PROBLEM TO SOLVE » Find every line in the records that holds the string "lenguaje". Copy each one.

[Entries from a dataset]

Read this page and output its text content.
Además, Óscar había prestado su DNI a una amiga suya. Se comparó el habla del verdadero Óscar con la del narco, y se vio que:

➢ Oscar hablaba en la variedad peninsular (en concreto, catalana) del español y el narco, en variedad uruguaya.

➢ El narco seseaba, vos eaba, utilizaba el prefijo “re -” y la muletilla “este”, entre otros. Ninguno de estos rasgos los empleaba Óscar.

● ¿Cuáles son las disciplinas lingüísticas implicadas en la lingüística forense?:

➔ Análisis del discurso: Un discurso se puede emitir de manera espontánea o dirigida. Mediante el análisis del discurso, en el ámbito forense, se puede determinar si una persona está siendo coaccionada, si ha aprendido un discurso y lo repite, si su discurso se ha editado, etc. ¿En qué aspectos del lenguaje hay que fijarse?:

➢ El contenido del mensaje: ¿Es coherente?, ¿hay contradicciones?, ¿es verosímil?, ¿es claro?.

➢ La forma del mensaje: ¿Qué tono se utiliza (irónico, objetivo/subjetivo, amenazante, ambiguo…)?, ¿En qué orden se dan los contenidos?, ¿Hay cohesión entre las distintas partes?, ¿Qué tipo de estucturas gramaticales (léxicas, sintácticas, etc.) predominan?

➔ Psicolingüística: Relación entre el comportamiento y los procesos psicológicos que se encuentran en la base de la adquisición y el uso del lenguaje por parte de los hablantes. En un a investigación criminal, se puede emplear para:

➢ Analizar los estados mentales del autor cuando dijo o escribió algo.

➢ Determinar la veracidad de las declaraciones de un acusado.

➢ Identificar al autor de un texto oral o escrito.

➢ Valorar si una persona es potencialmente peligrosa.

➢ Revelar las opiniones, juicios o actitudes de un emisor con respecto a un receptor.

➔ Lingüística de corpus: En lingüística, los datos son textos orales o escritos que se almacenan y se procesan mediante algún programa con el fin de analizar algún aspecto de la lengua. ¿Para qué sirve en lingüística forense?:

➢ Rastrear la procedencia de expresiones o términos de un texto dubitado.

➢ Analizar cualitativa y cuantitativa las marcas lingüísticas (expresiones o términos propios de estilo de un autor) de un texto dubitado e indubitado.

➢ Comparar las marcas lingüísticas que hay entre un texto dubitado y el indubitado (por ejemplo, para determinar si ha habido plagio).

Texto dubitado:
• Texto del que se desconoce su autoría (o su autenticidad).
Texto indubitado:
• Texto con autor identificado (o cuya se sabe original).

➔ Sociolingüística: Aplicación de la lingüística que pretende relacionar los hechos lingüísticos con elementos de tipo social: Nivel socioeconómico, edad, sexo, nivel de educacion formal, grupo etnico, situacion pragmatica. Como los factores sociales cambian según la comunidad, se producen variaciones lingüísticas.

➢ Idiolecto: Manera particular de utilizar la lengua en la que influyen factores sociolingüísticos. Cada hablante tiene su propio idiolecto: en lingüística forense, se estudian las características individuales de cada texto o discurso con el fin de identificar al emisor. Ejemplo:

EXERCISE OUTPUT »
➔ Análisis del discurso: Un discurso se puede emitir de manera espontánea o dirigida. Mediante el análisis del discurso, en el ámbito forense, se puede determinar si una persona está siendo coaccionada, si ha aprendido un discurso y lo repite, si su discurso se ha editado, etc. ¿En qué aspectos del lenguaje hay que fijarse?:
➔ Psicolingüística: Relación entre el comportamiento y los procesos psicológicos que se encuentran en la base de la adquisición y el uso del lenguaje por parte de los hablantes. En un a investigación criminal, se puede emplear para:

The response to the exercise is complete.